Problem requirements:
Using the material below, copy every line where "Açaí" appears.
═══ Data shown
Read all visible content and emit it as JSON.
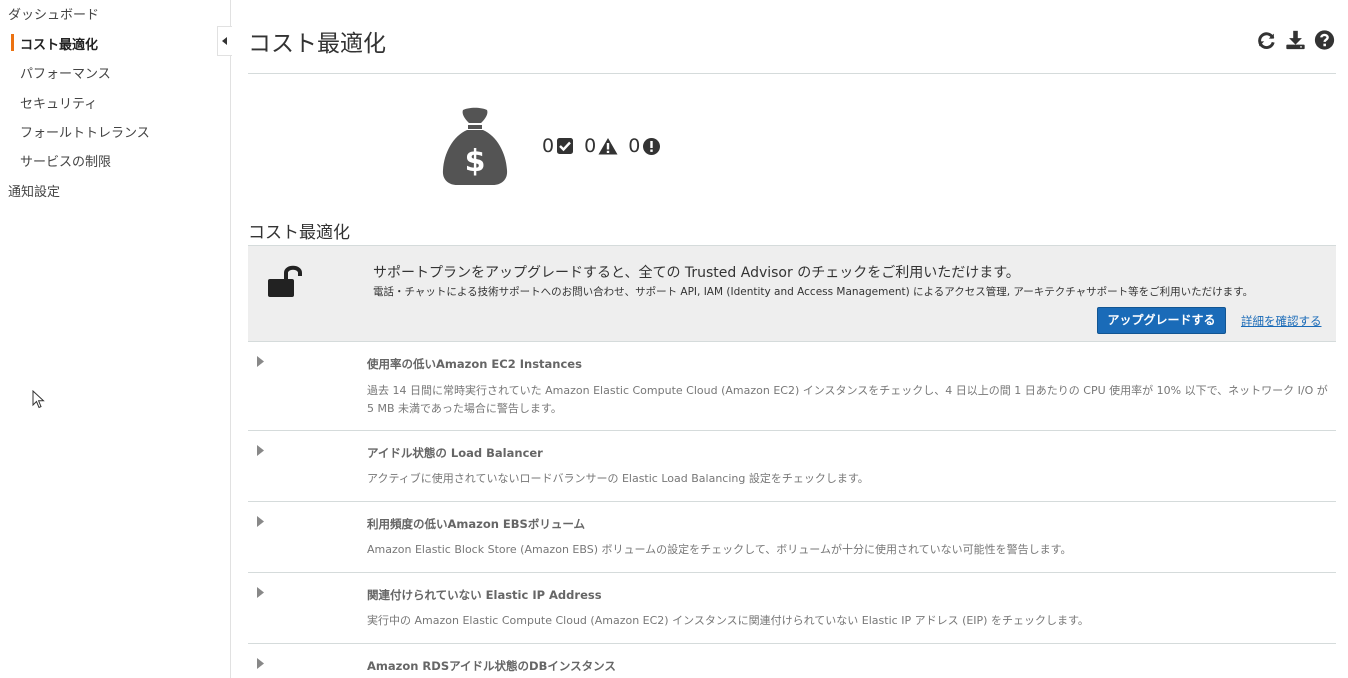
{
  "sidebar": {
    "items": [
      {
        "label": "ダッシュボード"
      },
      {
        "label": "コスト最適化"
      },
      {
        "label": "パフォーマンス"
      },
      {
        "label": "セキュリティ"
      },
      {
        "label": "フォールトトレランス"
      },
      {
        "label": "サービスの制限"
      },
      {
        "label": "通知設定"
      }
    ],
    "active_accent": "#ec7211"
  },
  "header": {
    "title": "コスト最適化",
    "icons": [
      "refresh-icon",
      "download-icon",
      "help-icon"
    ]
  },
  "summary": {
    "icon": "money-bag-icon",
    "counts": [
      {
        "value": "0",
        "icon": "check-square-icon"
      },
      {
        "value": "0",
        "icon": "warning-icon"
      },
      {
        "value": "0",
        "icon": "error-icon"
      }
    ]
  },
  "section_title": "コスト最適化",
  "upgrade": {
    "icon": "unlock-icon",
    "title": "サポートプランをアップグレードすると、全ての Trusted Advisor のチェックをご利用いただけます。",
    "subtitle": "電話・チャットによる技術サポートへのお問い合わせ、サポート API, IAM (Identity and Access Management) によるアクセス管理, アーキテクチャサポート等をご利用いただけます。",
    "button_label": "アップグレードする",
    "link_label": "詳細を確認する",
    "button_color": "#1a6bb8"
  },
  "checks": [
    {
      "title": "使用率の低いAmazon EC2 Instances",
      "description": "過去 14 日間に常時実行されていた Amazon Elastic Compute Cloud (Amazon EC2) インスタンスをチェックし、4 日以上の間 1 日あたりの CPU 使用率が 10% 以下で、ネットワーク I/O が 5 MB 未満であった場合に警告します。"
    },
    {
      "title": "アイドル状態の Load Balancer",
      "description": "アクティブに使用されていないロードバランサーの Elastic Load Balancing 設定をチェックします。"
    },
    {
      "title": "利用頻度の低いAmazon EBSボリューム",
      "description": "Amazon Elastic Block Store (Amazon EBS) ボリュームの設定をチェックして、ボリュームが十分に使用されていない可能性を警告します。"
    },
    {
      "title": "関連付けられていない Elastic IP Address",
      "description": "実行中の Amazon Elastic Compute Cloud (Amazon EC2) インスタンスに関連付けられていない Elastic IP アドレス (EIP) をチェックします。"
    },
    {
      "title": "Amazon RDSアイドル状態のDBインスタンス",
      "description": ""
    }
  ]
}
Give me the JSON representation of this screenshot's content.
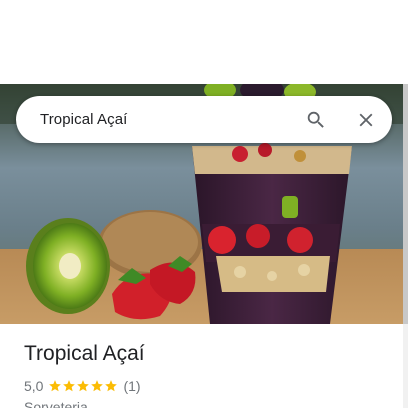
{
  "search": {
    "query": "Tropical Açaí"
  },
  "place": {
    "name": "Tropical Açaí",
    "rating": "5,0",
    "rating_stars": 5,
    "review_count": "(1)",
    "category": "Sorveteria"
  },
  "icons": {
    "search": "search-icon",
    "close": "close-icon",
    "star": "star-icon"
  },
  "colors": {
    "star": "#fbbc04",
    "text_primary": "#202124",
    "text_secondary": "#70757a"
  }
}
══════
═══ Data shown
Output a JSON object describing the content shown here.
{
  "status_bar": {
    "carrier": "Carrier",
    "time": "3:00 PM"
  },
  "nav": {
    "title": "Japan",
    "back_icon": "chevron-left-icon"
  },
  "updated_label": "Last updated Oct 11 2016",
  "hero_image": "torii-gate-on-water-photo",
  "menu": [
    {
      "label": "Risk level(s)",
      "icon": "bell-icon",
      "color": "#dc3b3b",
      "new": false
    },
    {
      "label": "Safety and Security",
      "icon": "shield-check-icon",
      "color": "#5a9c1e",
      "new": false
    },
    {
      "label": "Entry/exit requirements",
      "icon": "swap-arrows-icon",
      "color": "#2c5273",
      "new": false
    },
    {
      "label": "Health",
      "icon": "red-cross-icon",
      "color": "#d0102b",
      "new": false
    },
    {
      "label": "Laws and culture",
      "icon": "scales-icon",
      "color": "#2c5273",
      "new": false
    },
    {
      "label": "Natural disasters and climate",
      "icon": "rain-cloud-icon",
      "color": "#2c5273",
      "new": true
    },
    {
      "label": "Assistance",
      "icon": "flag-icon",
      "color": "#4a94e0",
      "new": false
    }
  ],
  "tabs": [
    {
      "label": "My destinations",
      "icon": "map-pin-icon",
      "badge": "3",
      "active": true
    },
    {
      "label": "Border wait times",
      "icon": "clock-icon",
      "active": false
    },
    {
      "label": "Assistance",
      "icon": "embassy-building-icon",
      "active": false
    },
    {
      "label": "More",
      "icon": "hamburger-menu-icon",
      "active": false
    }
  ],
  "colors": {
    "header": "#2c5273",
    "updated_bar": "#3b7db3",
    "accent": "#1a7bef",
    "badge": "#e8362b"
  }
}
══════
═══ Data shown
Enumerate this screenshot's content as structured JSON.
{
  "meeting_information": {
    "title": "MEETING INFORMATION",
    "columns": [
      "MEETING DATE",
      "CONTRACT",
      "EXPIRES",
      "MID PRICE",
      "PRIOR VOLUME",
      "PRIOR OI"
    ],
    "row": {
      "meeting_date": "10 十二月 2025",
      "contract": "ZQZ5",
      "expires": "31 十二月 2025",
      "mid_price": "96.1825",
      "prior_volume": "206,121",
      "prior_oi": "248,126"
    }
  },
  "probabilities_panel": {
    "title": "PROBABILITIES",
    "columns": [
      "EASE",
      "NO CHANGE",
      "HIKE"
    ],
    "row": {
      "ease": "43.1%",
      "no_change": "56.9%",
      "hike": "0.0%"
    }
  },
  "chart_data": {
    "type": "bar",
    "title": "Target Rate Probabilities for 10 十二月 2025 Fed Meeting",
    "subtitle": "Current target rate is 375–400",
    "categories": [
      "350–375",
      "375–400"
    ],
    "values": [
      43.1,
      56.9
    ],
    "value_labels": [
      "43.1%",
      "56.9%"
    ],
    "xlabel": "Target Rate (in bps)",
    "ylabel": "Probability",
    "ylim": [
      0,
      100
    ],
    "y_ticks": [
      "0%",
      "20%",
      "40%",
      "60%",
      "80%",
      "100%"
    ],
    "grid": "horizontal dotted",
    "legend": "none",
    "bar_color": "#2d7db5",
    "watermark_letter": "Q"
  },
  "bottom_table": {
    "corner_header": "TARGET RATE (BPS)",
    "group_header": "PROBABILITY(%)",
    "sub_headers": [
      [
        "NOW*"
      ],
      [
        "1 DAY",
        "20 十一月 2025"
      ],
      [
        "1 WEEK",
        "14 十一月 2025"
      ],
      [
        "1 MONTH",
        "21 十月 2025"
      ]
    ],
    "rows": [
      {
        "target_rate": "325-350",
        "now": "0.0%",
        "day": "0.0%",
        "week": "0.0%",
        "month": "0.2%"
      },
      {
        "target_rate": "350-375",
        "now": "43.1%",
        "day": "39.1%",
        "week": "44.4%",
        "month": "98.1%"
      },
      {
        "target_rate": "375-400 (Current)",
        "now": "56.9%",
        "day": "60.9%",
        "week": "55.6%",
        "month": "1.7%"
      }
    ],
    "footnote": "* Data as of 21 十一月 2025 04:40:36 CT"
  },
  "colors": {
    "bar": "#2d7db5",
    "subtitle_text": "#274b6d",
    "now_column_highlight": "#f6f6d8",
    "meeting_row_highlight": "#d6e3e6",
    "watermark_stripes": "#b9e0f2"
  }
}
══════
Response to this task:
    "query": "Tropical Açaí"
    "name": "Tropical Açaí",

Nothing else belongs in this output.